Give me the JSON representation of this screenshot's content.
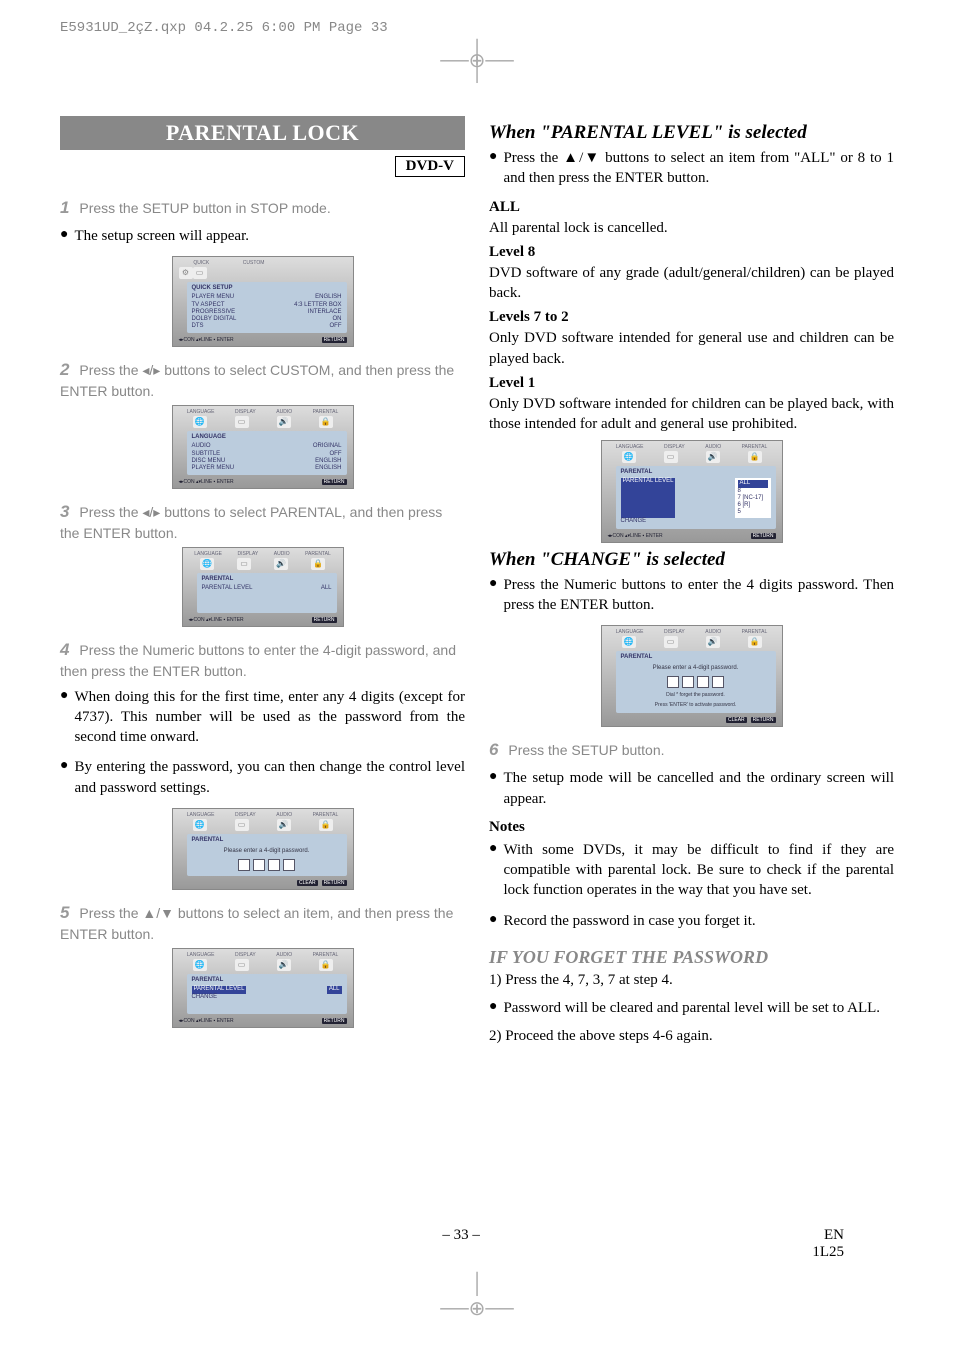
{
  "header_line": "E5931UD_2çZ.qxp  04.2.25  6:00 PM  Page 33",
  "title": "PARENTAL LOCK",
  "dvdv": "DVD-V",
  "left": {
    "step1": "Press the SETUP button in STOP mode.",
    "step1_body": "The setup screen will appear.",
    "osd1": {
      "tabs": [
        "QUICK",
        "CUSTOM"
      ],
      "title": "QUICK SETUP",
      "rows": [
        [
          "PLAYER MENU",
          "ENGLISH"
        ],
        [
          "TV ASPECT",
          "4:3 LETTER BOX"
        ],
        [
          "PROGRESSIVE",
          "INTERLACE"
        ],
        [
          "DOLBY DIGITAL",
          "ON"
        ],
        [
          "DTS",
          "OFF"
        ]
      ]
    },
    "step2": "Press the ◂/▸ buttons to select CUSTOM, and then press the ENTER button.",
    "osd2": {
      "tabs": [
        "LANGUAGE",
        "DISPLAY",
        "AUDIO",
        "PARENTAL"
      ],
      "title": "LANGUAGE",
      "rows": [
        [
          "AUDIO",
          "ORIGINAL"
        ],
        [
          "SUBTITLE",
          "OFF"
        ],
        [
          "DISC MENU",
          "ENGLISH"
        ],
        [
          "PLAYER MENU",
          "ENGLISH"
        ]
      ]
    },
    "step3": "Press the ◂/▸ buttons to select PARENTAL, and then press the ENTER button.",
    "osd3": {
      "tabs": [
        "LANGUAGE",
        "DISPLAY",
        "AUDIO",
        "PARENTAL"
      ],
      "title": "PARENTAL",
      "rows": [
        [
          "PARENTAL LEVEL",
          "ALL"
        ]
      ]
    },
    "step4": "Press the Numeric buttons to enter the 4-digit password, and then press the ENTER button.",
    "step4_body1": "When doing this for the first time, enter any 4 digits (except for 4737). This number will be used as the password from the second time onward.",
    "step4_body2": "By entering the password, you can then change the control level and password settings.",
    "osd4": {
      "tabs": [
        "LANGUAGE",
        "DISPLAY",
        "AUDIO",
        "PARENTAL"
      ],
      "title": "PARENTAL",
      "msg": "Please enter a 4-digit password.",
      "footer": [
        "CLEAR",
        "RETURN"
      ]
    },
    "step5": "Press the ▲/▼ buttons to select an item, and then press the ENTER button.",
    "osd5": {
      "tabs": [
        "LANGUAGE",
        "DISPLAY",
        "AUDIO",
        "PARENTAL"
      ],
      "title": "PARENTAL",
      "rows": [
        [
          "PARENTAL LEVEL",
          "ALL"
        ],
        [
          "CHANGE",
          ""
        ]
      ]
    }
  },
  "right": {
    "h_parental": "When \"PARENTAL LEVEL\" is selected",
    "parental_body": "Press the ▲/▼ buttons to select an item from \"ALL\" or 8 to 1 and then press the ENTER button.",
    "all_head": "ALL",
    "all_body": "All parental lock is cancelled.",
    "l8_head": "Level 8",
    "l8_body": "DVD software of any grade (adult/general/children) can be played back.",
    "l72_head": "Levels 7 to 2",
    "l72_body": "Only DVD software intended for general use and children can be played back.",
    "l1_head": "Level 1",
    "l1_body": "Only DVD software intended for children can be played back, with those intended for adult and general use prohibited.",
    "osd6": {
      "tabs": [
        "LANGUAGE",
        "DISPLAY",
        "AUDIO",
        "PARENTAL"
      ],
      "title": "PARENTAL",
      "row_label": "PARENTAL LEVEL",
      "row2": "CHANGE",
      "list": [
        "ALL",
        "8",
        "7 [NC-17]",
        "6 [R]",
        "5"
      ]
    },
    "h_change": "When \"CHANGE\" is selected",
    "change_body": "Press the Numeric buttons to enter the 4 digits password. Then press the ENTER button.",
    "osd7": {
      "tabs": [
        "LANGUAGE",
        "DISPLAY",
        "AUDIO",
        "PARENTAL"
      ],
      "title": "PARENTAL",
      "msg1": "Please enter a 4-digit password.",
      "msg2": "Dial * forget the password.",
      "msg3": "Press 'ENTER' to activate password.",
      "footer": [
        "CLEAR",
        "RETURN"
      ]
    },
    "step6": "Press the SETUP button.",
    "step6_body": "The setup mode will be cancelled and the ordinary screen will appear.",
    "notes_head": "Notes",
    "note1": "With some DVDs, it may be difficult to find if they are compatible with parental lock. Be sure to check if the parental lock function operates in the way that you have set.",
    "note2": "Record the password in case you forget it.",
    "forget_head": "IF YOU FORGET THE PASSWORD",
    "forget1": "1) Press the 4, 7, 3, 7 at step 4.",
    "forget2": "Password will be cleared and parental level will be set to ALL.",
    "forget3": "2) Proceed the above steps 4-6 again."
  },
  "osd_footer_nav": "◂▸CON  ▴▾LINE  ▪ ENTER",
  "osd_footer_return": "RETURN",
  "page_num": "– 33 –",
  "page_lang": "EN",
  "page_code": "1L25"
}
--------------------
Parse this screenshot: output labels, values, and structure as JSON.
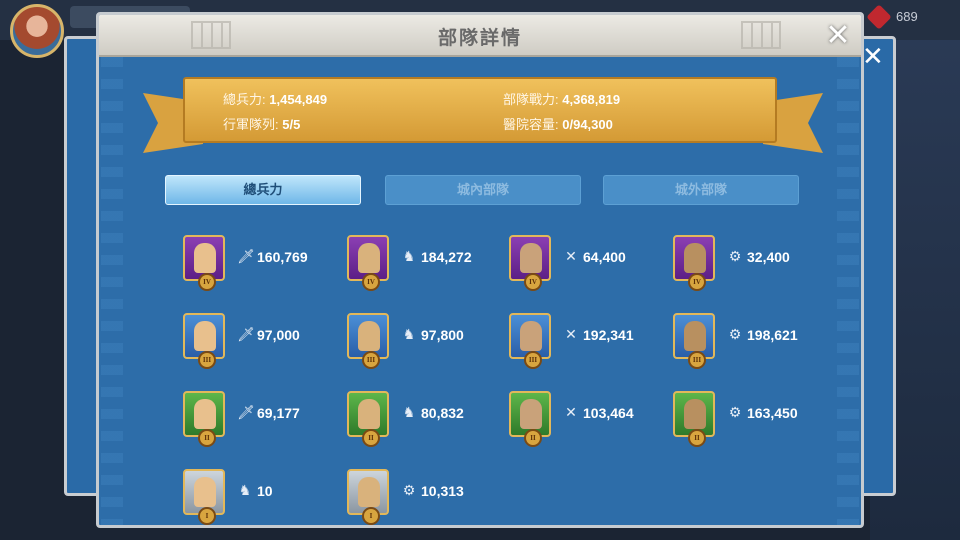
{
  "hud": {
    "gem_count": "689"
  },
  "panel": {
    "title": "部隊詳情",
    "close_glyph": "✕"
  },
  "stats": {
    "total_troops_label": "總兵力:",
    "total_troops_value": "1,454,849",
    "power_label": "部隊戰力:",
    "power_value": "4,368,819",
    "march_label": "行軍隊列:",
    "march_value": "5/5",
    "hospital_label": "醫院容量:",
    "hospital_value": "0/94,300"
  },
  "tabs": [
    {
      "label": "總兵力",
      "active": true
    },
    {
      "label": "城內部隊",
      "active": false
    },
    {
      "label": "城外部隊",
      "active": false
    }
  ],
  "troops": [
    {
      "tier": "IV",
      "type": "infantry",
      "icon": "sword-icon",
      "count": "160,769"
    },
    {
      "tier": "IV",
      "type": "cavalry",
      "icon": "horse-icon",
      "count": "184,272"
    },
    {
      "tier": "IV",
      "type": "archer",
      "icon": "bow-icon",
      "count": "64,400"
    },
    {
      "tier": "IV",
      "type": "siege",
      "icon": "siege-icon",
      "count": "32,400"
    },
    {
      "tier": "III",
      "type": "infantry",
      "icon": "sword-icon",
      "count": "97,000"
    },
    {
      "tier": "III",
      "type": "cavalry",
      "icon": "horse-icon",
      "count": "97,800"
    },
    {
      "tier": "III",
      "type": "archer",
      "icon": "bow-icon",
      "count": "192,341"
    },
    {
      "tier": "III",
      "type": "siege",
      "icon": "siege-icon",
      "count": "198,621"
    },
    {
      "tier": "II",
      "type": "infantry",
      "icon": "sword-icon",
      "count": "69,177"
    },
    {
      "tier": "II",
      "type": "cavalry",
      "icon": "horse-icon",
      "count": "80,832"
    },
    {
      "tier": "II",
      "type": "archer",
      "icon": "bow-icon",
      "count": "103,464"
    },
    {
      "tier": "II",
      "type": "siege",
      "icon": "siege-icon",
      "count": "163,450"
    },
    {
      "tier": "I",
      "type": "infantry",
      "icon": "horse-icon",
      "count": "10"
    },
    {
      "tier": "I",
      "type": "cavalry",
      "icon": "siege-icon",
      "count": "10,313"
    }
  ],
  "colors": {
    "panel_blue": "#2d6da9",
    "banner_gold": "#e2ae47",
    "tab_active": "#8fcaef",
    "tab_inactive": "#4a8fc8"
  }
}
--------------------
[Set exercise] Which lines contain "intended"? Copy each of them.

[Completed task]
    "l72_body": "Only DVD software intended for general use and children can be played back.",
    "l1_body": "Only DVD software intended for children can be played back, with those intended for adult and general use prohibited.",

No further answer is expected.